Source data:

— Begin —

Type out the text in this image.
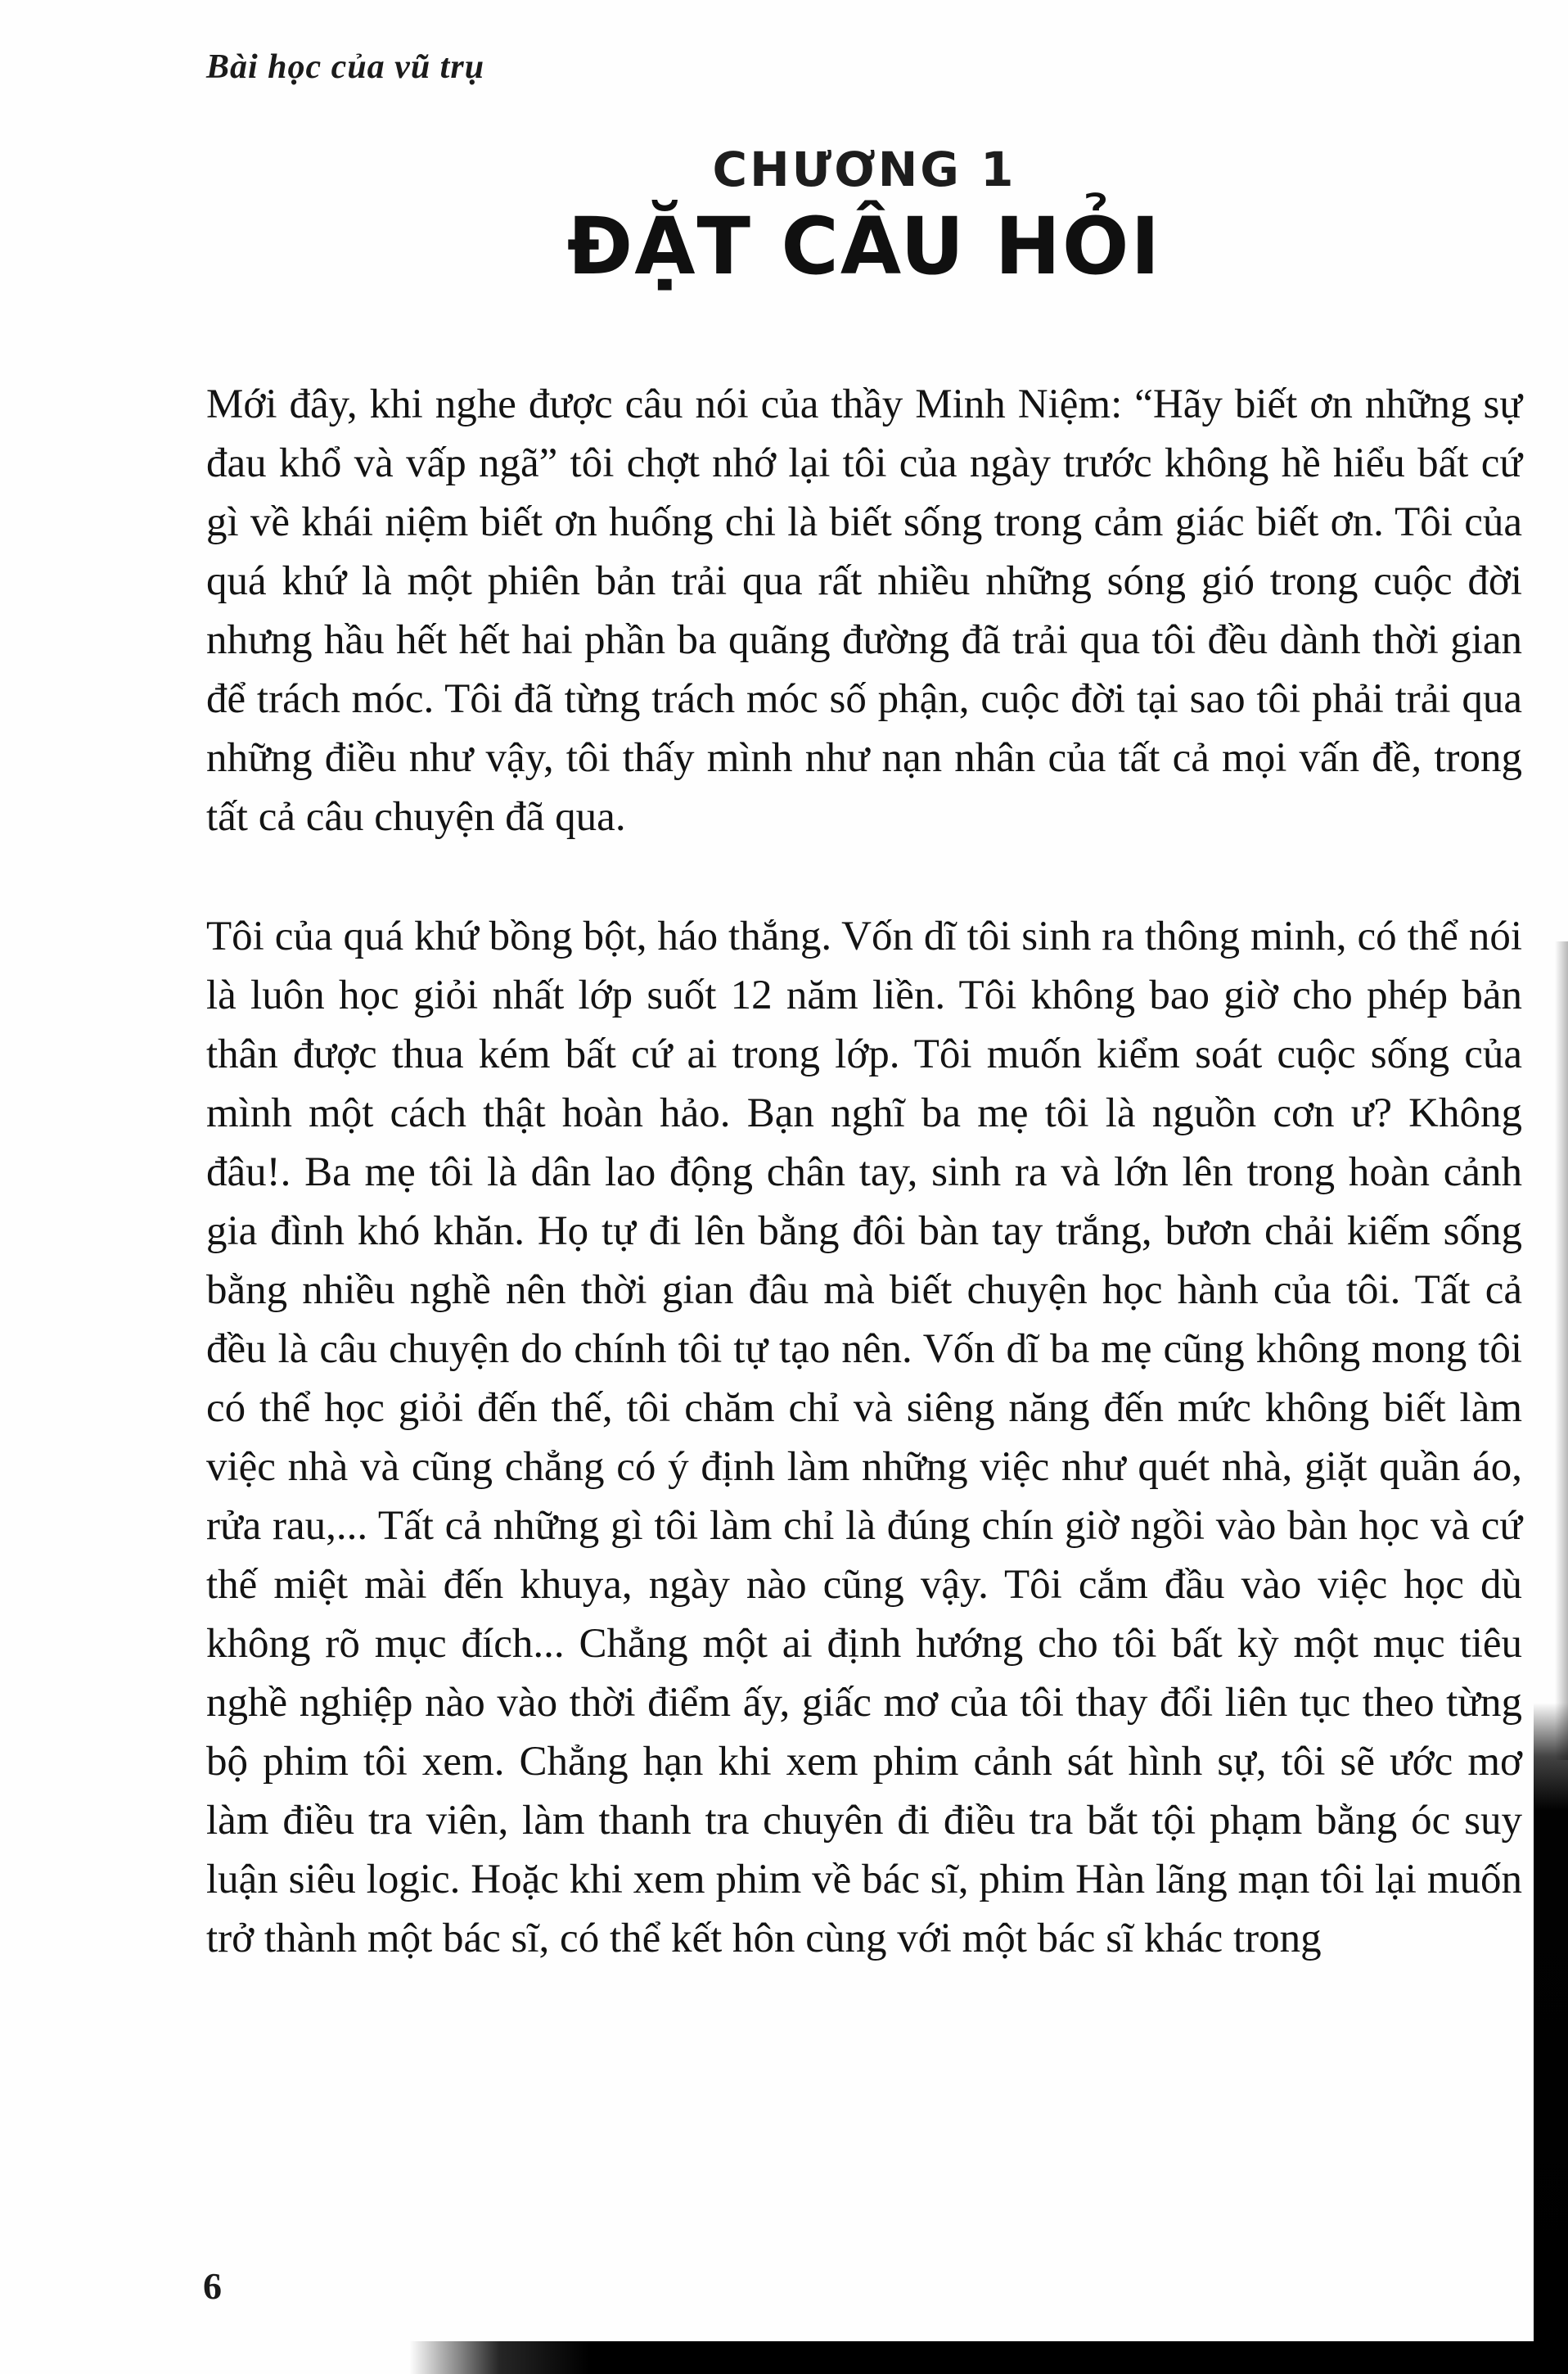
Bài học của vũ trụ
CHƯƠNG 1
ĐẶT CÂU HỎI

Mới đây, khi nghe được câu nói của thầy Minh Niệm: “Hãy biết ơn những sự đau khổ và vấp ngã” tôi chợt nhớ lại tôi của ngày trước không hề hiểu bất cứ gì về khái niệm biết ơn huống chi là biết sống trong cảm giác biết ơn. Tôi của quá khứ là một phiên bản trải qua rất nhiều những sóng gió trong cuộc đời nhưng hầu hết hết hai phần ba quãng đường đã trải qua tôi đều dành thời gian để trách móc. Tôi đã từng trách móc số phận, cuộc đời tại sao tôi phải trải qua những điều như vậy, tôi thấy mình như nạn nhân của tất cả mọi vấn đề, trong tất cả câu chuyện đã qua.

Tôi của quá khứ bồng bột, háo thắng. Vốn dĩ tôi sinh ra thông minh, có thể nói là luôn học giỏi nhất lớp suốt 12 năm liền. Tôi không bao giờ cho phép bản thân được thua kém bất cứ ai trong lớp. Tôi muốn kiểm soát cuộc sống của mình một cách thật hoàn hảo. Bạn nghĩ ba mẹ tôi là nguồn cơn ư? Không đâu!. Ba mẹ tôi là dân lao động chân tay, sinh ra và lớn lên trong hoàn cảnh gia đình khó khăn. Họ tự đi lên bằng đôi bàn tay trắng, bươn chải kiếm sống bằng nhiều nghề nên thời gian đâu mà biết chuyện học hành của tôi. Tất cả đều là câu chuyện do chính tôi tự tạo nên. Vốn dĩ ba mẹ cũng không mong tôi có thể học giỏi đến thế, tôi chăm chỉ và siêng năng đến mức không biết làm việc nhà và cũng chẳng có ý định làm những việc như quét nhà, giặt quần áo, rửa rau,... Tất cả những gì tôi làm chỉ là đúng chín giờ ngồi vào bàn học và cứ thế miệt mài đến khuya, ngày nào cũng vậy. Tôi cắm đầu vào việc học dù không rõ mục đích... Chẳng một ai định hướng cho tôi bất kỳ một mục tiêu nghề nghiệp nào vào thời điểm ấy, giấc mơ của tôi thay đổi liên tục theo từng bộ phim tôi xem. Chẳng hạn khi xem phim cảnh sát hình sự, tôi sẽ ước mơ làm điều tra viên, làm thanh tra chuyên đi điều tra bắt tội phạm bằng óc suy luận siêu logic. Hoặc khi xem phim về bác sĩ, phim Hàn lãng mạn tôi lại muốn trở thành một bác sĩ, có thể kết hôn cùng với một bác sĩ khác trong

6
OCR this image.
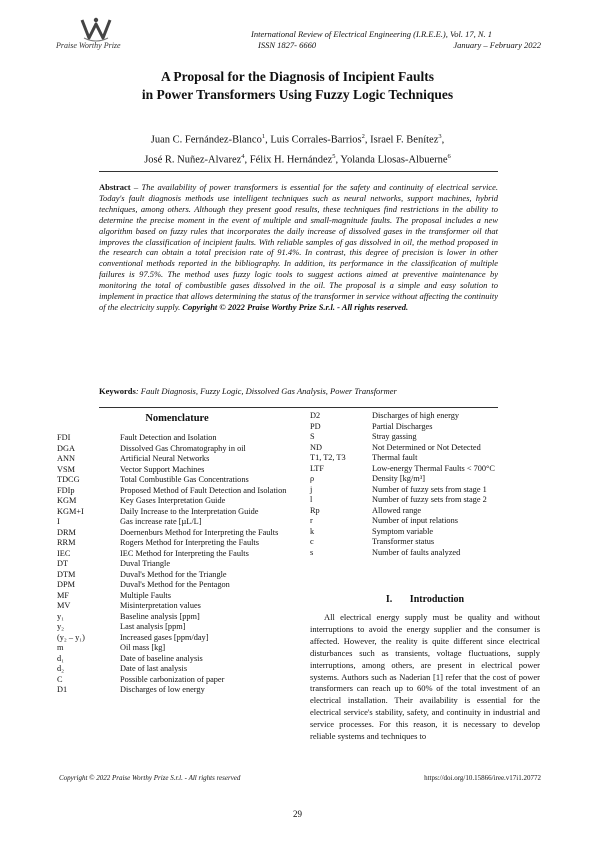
Praise Worthy Prize
International Review of Electrical Engineering (I.R.E.E.), Vol. 17, N. 1
ISSN 1827- 6660	January – February 2022
A Proposal for the Diagnosis of Incipient Faults
in Power Transformers Using Fuzzy Logic Techniques
Juan C. Fernández-Blanco$^1$, Luis Corrales-Barrios$^2$, Israel F. Benítez$^3$,
José R. Nuñez-Alvarez$^4$, Félix H. Hernández$^5$, Yolanda Llosas-Albuerne$^6$
Abstract – The availability of power transformers is essential for the safety and continuity of electrical service. Today's fault diagnosis methods use intelligent techniques such as neural networks, support machines, hybrid techniques, among others. Although they present good results, these techniques find restrictions in the ability to determine the precise moment in the event of multiple and small-magnitude faults. The proposal includes a new algorithm based on fuzzy rules that incorporates the daily increase of dissolved gases in the transformer oil that improves the classification of incipient faults. With reliable samples of gas dissolved in oil, the method proposed in the research can obtain a total precision rate of 91.4%. In contrast, this degree of precision is lower in other conventional methods reported in the bibliography. In addition, its performance in the classification of multiple failures is 97.5%. The method uses fuzzy logic tools to suggest actions aimed at preventive maintenance by monitoring the total of combustible gases dissolved in the oil. The proposal is a simple and easy solution to implement in practice that allows determining the status of the transformer in service without affecting the continuity of the electricity supply. Copyright © 2022 Praise Worthy Prize S.r.l. - All rights reserved.
Keywords: Fault Diagnosis, Fuzzy Logic, Dissolved Gas Analysis, Power Transformer
Nomenclature
FDI	Fault Detection and Isolation
DGA	Dissolved Gas Chromatography in oil
ANN	Artificial Neural Networks
VSM	Vector Support Machines
TDCG	Total Combustible Gas Concentrations
FDIp	Proposed Method of Fault Detection and Isolation
KGM	Key Gases Interpretation Guide
KGM+I	Daily Increase to the Interpretation Guide
I	Gas increase rate [µL/L]
DRM	Doernenburs Method for Interpreting the Faults
RRM	Rogers Method for Interpreting the Faults
IEC	IEC Method for Interpreting the Faults
DT	Duval Triangle
DTM	Duval's Method for the Triangle
DPM	Duval's Method for the Pentagon
MF	Multiple Faults
MV	Misinterpretation values
y₁	Baseline analysis [ppm]
y₂	Last analysis [ppm]
(y₂ – y₁)	Increased gases [ppm/day]
m	Oil mass [kg]
d₁	Date of baseline analysis
d₂	Date of last analysis
C	Possible carbonization of paper
D1	Discharges of low energy
D2	Discharges of high energy
PD	Partial Discharges
S	Stray gassing
ND	Not Determined or Not Detected
T1, T2, T3	Thermal fault
LTF	Low-energy Thermal Faults < 700°C
ρ	Density [kg/m³]
j	Number of fuzzy sets from stage 1
l	Number of fuzzy sets from stage 2
Rp	Allowed range
r	Number of input relations
k	Symptom variable
c	Transformer status
s	Number of faults analyzed
I.       Introduction
All electrical energy supply must be quality and without interruptions to avoid the energy supplier and the consumer is affected. However, the reality is quite different since electrical disturbances such as transients, voltage fluctuations, supply interruptions, among others, are present in electrical power systems. Authors such as Naderian [1] refer that the cost of power transformers can reach up to 60% of the total investment of an electrical installation. Their availability is essential for the electrical service's stability, safety, and continuity in industrial and service processes. For this reason, it is necessary to develop reliable systems and techniques to
Copyright © 2022 Praise Worthy Prize S.r.l. - All rights reserved	https://doi.org/10.15866/iree.v17i1.20772
29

— End —

THE EXERCISE —
All the records above need to be given again word for word. Skip the pictures.

TASK SOLUTION —
Type out the text in this image.
Bài học của vũ trụ
CHƯƠNG 1
ĐẶT CÂU HỎI

Mới đây, khi nghe được câu nói của thầy Minh Niệm: “Hãy biết ơn những sự đau khổ và vấp ngã” tôi chợt nhớ lại tôi của ngày trước không hề hiểu bất cứ gì về khái niệm biết ơn huống chi là biết sống trong cảm giác biết ơn. Tôi của quá khứ là một phiên bản trải qua rất nhiều những sóng gió trong cuộc đời nhưng hầu hết hết hai phần ba quãng đường đã trải qua tôi đều dành thời gian để trách móc. Tôi đã từng trách móc số phận, cuộc đời tại sao tôi phải trải qua những điều như vậy, tôi thấy mình như nạn nhân của tất cả mọi vấn đề, trong tất cả câu chuyện đã qua.

Tôi của quá khứ bồng bột, háo thắng. Vốn dĩ tôi sinh ra thông minh, có thể nói là luôn học giỏi nhất lớp suốt 12 năm liền. Tôi không bao giờ cho phép bản thân được thua kém bất cứ ai trong lớp. Tôi muốn kiểm soát cuộc sống của mình một cách thật hoàn hảo. Bạn nghĩ ba mẹ tôi là nguồn cơn ư? Không đâu!. Ba mẹ tôi là dân lao động chân tay, sinh ra và lớn lên trong hoàn cảnh gia đình khó khăn. Họ tự đi lên bằng đôi bàn tay trắng, bươn chải kiếm sống bằng nhiều nghề nên thời gian đâu mà biết chuyện học hành của tôi. Tất cả đều là câu chuyện do chính tôi tự tạo nên. Vốn dĩ ba mẹ cũng không mong tôi có thể học giỏi đến thế, tôi chăm chỉ và siêng năng đến mức không biết làm việc nhà và cũng chẳng có ý định làm những việc như quét nhà, giặt quần áo, rửa rau,... Tất cả những gì tôi làm chỉ là đúng chín giờ ngồi vào bàn học và cứ thế miệt mài đến khuya, ngày nào cũng vậy. Tôi cắm đầu vào việc học dù không rõ mục đích... Chẳng một ai định hướng cho tôi bất kỳ một mục tiêu nghề nghiệp nào vào thời điểm ấy, giấc mơ của tôi thay đổi liên tục theo từng bộ phim tôi xem. Chẳng hạn khi xem phim cảnh sát hình sự, tôi sẽ ước mơ làm điều tra viên, làm thanh tra chuyên đi điều tra bắt tội phạm bằng óc suy luận siêu logic. Hoặc khi xem phim về bác sĩ, phim Hàn lãng mạn tôi lại muốn trở thành một bác sĩ, có thể kết hôn cùng với một bác sĩ khác trong

6
OCR this image.
Praise Worthy Prize
International Review of Electrical Engineering (I.R.E.E.), Vol. 17, N. 1
ISSN 1827- 6660	January – February 2022
A Proposal for the Diagnosis of Incipient Faults
in Power Transformers Using Fuzzy Logic Techniques
Juan C. Fernández-Blanco$^1$, Luis Corrales-Barrios$^2$, Israel F. Benítez$^3$,
José R. Nuñez-Alvarez$^4$, Félix H. Hernández$^5$, Yolanda Llosas-Albuerne$^6$
Abstract – The availability of power transformers is essential for the safety and continuity of electrical service. Today's fault diagnosis methods use intelligent techniques such as neural networks, support machines, hybrid techniques, among others. Although they present good results, these techniques find restrictions in the ability to determine the precise moment in the event of multiple and small-magnitude faults. The proposal includes a new algorithm based on fuzzy rules that incorporates the daily increase of dissolved gases in the transformer oil that improves the classification of incipient faults. With reliable samples of gas dissolved in oil, the method proposed in the research can obtain a total precision rate of 91.4%. In contrast, this degree of precision is lower in other conventional methods reported in the bibliography. In addition, its performance in the classification of multiple failures is 97.5%. The method uses fuzzy logic tools to suggest actions aimed at preventive maintenance by monitoring the total of combustible gases dissolved in the oil. The proposal is a simple and easy solution to implement in practice that allows determining the status of the transformer in service without affecting the continuity of the electricity supply. Copyright © 2022 Praise Worthy Prize S.r.l. - All rights reserved.
Keywords: Fault Diagnosis, Fuzzy Logic, Dissolved Gas Analysis, Power Transformer
Nomenclature
FDI	Fault Detection and Isolation
DGA	Dissolved Gas Chromatography in oil
ANN	Artificial Neural Networks
VSM	Vector Support Machines
TDCG	Total Combustible Gas Concentrations
FDIp	Proposed Method of Fault Detection and Isolation
KGM	Key Gases Interpretation Guide
KGM+I	Daily Increase to the Interpretation Guide
I	Gas increase rate [µL/L]
DRM	Doernenburs Method for Interpreting the Faults
RRM	Rogers Method for Interpreting the Faults
IEC	IEC Method for Interpreting the Faults
DT	Duval Triangle
DTM	Duval's Method for the Triangle
DPM	Duval's Method for the Pentagon
MF	Multiple Faults
MV	Misinterpretation values
y₁	Baseline analysis [ppm]
y₂	Last analysis [ppm]
(y₂ – y₁)	Increased gases [ppm/day]
m	Oil mass [kg]
d₁	Date of baseline analysis
d₂	Date of last analysis
C	Possible carbonization of paper
D1	Discharges of low energy
D2	Discharges of high energy
PD	Partial Discharges
S	Stray gassing
ND	Not Determined or Not Detected
T1, T2, T3	Thermal fault
LTF	Low-energy Thermal Faults < 700°C
ρ	Density [kg/m³]
j	Number of fuzzy sets from stage 1
l	Number of fuzzy sets from stage 2
Rp	Allowed range
r	Number of input relations
k	Symptom variable
c	Transformer status
s	Number of faults analyzed
I.       Introduction
All electrical energy supply must be quality and without interruptions to avoid the energy supplier and the consumer is affected. However, the reality is quite different since electrical disturbances such as transients, voltage fluctuations, supply interruptions, among others, are present in electrical power systems. Authors such as Naderian [1] refer that the cost of power transformers can reach up to 60% of the total investment of an electrical installation. Their availability is essential for the electrical service's stability, safety, and continuity in industrial and service processes. For this reason, it is necessary to develop reliable systems and techniques to
Copyright © 2022 Praise Worthy Prize S.r.l. - All rights reserved	https://doi.org/10.15866/iree.v17i1.20772
29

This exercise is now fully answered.